Figure collection entries
'''

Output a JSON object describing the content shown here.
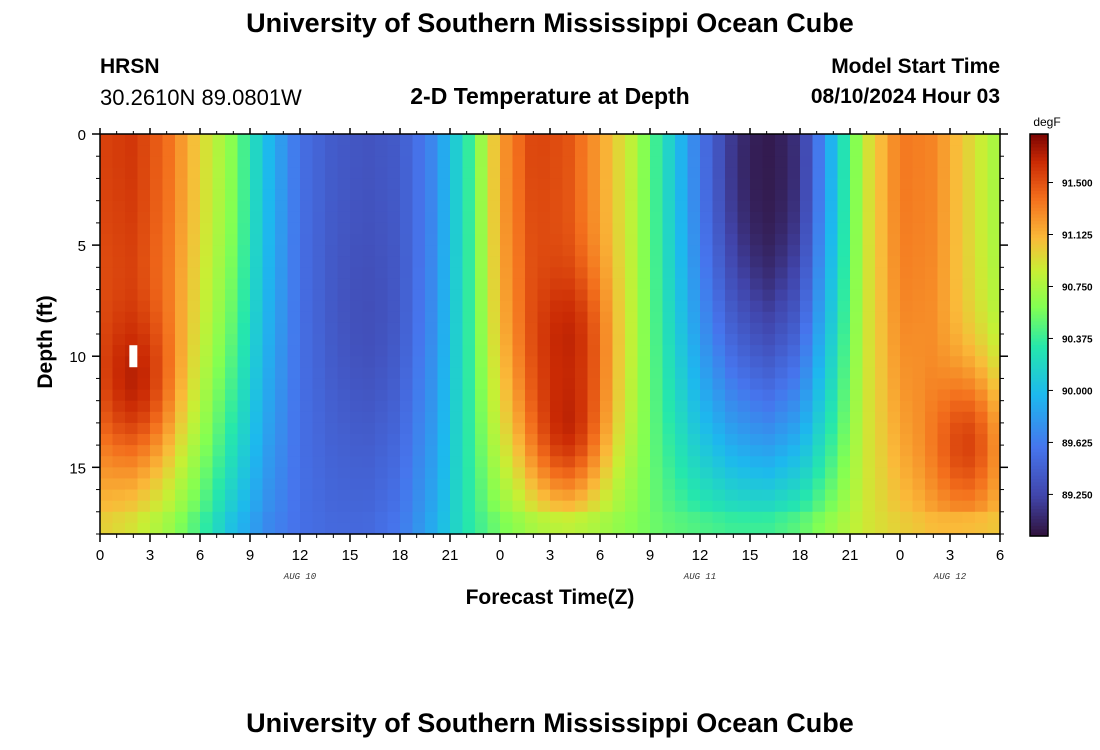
{
  "header": {
    "title": "University of Southern Mississippi Ocean Cube",
    "station": "HRSN",
    "coords": "30.2610N  89.0801W",
    "plot_title": "2-D Temperature at Depth",
    "model_label": "Model Start Time",
    "model_time": "08/10/2024 Hour 03"
  },
  "footer": {
    "title": "University of Southern Mississippi Ocean Cube"
  },
  "chart_data": {
    "type": "heatmap",
    "title": "2-D Temperature at Depth",
    "xlabel": "Forecast Time(Z)",
    "ylabel": "Depth (ft)",
    "x_range_hours_from_aug10_00z": [
      0,
      54
    ],
    "y_range_ft": [
      0,
      18
    ],
    "ylim": [
      18,
      0
    ],
    "x_ticks": [
      "0",
      "3",
      "6",
      "9",
      "12",
      "15",
      "18",
      "21",
      "0",
      "3",
      "6",
      "9",
      "12",
      "15",
      "18",
      "21",
      "0",
      "3",
      "6"
    ],
    "y_ticks": [
      "0",
      "5",
      "10",
      "15"
    ],
    "date_labels": [
      {
        "text": "AUG 10",
        "hour": 12
      },
      {
        "text": "AUG 11",
        "hour": 36
      },
      {
        "text": "AUG 12",
        "hour": 51
      }
    ],
    "colorbar": {
      "unit": "degF",
      "vmin": 88.95,
      "vmax": 91.85,
      "tick_labels": [
        "91.500",
        "91.125",
        "90.750",
        "90.375",
        "90.000",
        "89.625",
        "89.250"
      ],
      "tick_values": [
        91.5,
        91.125,
        90.75,
        90.375,
        90.0,
        89.625,
        89.25
      ]
    },
    "time_profile_hours": [
      0,
      2,
      4,
      6,
      8,
      10,
      12,
      14,
      16,
      18,
      20,
      22,
      24,
      26,
      28,
      30,
      32,
      34,
      36,
      38,
      40,
      42,
      44,
      46,
      48,
      50,
      52,
      54
    ],
    "surface_temp_by_time": [
      91.55,
      91.6,
      91.4,
      91.0,
      90.6,
      90.0,
      89.55,
      89.4,
      89.35,
      89.4,
      89.7,
      90.3,
      91.2,
      91.55,
      91.5,
      91.2,
      90.8,
      90.2,
      89.6,
      89.2,
      89.0,
      89.2,
      90.0,
      90.9,
      91.35,
      91.3,
      91.0,
      90.7
    ],
    "bottom_temp_by_time": [
      91.0,
      90.9,
      90.7,
      90.4,
      90.0,
      89.7,
      89.55,
      89.5,
      89.5,
      89.6,
      89.9,
      90.3,
      90.55,
      90.7,
      90.75,
      90.7,
      90.6,
      90.5,
      90.45,
      90.4,
      90.4,
      90.5,
      90.7,
      90.9,
      91.0,
      91.05,
      91.0,
      91.0
    ],
    "peak_temp_features": [
      {
        "hour": 2,
        "depth_ft": 11,
        "temp": 91.75
      },
      {
        "hour": 28,
        "depth_ft": 9,
        "temp": 91.7
      },
      {
        "hour": 28,
        "depth_ft": 13,
        "temp": 91.75
      },
      {
        "hour": 52,
        "depth_ft": 14,
        "temp": 91.65
      }
    ],
    "cold_core_features": [
      {
        "hour": 16,
        "depth_ft": 8,
        "temp": 89.3
      },
      {
        "hour": 40,
        "depth_ft": 2,
        "temp": 89.0
      }
    ],
    "marker": {
      "hour": 2,
      "depth_ft": 10
    }
  }
}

'''

AIM =
Copy each line above that contains the word "Southern".

TASK OUTPUT =
    "title": "University of Southern Mississippi Ocean Cube",
    "title": "University of Southern Mississippi Ocean Cube"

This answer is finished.